Work to be completed: Identify all lines in the data containing the string "dále". Copy them out.

Supplied material:
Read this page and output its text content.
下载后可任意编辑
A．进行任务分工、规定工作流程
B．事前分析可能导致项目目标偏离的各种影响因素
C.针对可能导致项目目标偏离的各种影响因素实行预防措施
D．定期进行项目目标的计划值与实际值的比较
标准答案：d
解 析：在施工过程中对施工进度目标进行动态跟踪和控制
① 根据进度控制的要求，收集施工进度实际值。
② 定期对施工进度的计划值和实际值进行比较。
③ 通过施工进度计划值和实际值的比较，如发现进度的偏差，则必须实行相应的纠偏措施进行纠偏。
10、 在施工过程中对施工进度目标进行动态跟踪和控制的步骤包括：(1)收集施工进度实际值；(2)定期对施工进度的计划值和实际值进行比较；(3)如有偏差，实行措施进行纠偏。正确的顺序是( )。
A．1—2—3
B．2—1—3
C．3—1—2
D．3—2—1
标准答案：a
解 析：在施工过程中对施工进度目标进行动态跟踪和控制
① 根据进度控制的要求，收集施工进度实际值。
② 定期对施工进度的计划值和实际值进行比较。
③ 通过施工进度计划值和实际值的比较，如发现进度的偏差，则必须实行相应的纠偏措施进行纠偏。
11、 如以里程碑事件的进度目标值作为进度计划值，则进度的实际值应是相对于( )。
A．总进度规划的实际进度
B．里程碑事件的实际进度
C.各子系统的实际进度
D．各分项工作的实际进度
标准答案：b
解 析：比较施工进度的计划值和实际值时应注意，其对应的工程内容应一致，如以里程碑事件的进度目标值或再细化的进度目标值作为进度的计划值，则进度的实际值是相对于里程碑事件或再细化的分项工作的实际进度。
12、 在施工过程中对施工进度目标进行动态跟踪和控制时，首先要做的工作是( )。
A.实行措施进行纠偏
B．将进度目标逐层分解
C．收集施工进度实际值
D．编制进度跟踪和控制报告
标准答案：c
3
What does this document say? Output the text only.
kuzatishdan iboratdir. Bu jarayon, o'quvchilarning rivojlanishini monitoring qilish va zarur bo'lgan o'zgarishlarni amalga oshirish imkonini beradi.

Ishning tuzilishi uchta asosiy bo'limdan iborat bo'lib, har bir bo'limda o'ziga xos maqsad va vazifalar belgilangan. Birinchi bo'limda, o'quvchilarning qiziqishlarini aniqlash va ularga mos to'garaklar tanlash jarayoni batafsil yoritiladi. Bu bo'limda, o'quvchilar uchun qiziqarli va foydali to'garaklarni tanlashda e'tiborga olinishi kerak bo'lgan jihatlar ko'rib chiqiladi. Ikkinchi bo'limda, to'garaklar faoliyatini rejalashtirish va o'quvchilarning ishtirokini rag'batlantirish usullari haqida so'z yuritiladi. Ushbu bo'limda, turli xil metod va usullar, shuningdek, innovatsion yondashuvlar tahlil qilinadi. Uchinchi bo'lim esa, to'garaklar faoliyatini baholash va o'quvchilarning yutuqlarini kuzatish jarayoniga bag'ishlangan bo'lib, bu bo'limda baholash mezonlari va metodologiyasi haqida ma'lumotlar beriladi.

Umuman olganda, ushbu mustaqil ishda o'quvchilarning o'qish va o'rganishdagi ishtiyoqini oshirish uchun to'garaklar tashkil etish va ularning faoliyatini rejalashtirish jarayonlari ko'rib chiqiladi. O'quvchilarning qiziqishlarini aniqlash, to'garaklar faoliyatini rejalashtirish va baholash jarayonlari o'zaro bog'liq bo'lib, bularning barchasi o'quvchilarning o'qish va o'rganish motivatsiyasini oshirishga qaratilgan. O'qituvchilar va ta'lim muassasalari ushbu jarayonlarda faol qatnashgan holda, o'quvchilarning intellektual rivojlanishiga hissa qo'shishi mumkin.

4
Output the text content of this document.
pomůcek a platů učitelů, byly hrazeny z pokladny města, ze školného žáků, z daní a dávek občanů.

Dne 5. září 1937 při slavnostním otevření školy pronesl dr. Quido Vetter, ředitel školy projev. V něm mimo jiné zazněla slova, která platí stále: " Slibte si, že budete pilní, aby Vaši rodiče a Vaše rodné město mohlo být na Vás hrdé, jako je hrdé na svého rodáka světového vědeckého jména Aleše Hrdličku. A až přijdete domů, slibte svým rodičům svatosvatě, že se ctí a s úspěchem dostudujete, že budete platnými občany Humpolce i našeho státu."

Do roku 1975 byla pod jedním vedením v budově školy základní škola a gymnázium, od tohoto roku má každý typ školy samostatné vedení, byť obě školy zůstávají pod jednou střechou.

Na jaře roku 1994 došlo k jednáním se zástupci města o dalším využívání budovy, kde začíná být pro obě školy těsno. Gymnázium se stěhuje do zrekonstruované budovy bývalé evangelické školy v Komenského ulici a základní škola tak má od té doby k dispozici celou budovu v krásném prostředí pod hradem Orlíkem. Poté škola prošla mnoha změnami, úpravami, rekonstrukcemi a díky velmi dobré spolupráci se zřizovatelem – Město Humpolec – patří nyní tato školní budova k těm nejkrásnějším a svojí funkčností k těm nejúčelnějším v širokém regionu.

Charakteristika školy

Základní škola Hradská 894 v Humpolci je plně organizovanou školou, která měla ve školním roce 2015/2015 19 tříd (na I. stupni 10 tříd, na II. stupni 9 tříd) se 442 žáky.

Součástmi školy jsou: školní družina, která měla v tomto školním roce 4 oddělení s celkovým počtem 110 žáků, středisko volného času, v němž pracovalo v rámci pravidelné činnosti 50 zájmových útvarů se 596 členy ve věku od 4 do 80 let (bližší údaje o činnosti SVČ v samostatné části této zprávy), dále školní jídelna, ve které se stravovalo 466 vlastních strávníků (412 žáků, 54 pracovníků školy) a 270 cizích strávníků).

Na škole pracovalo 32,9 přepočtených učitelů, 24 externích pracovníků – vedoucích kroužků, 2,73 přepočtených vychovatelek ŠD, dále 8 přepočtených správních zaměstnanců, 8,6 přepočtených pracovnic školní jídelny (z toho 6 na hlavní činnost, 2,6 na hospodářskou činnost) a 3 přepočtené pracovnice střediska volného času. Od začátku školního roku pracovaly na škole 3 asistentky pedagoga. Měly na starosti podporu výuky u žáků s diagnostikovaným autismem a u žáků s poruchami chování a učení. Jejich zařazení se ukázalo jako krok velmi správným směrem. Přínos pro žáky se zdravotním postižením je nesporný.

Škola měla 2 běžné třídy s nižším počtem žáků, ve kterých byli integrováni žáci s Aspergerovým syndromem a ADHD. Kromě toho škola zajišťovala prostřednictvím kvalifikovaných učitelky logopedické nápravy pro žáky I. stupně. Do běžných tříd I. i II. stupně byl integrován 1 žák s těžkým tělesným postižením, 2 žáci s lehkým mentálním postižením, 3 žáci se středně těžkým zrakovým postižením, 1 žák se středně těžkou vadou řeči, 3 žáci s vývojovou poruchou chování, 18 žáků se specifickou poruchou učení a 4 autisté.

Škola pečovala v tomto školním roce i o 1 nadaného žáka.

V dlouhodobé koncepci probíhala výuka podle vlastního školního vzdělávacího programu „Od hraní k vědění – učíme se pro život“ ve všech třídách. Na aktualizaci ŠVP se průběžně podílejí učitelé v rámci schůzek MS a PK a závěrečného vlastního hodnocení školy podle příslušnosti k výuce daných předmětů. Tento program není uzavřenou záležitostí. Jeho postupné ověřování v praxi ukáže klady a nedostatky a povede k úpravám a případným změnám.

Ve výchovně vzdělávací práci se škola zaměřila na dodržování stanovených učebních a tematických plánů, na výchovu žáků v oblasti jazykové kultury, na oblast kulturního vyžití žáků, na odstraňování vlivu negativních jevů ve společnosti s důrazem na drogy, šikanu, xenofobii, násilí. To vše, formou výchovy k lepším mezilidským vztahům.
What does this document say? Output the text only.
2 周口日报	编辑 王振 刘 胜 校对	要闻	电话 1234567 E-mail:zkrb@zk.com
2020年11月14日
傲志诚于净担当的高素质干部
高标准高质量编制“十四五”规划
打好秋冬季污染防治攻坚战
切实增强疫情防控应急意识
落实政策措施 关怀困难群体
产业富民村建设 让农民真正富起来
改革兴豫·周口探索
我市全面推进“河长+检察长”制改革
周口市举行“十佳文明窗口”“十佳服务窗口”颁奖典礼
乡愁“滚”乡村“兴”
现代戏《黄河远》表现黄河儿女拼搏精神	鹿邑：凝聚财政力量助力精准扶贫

Exercise response:
Součástmi školy jsou: školní družina, která měla v tomto školním roce 4 oddělení s celkovým počtem 110 žáků, středisko volného času, v němž pracovalo v rámci pravidelné činnosti 50 zájmových útvarů se 596 členy ve věku od 4 do 80 let (bližší údaje o činnosti SVČ v samostatné části této zprávy), dále školní jídelna, ve které se stravovalo 466 vlastních strávníků (412 žáků, 54 pracovníků školy) a 270 cizích strávníků).
Na škole pracovalo 32,9 přepočtených učitelů, 24 externích pracovníků – vedoucích kroužků, 2,73 přepočtených vychovatelek ŠD, dále 8 přepočtených správních zaměstnanců, 8,6 přepočtených pracovnic školní jídelny (z toho 6 na hlavní činnost, 2,6 na hospodářskou činnost) a 3 přepočtené pracovnice střediska volného času. Od začátku školního roku pracovaly na škole 3 asistentky pedagoga. Měly na starosti podporu výuky u žáků s diagnostikovaným autismem a u žáků s poruchami chování a učení. Jejich zařazení se ukázalo jako krok velmi správným směrem. Přínos pro žáky se zdravotním postižením je nesporný.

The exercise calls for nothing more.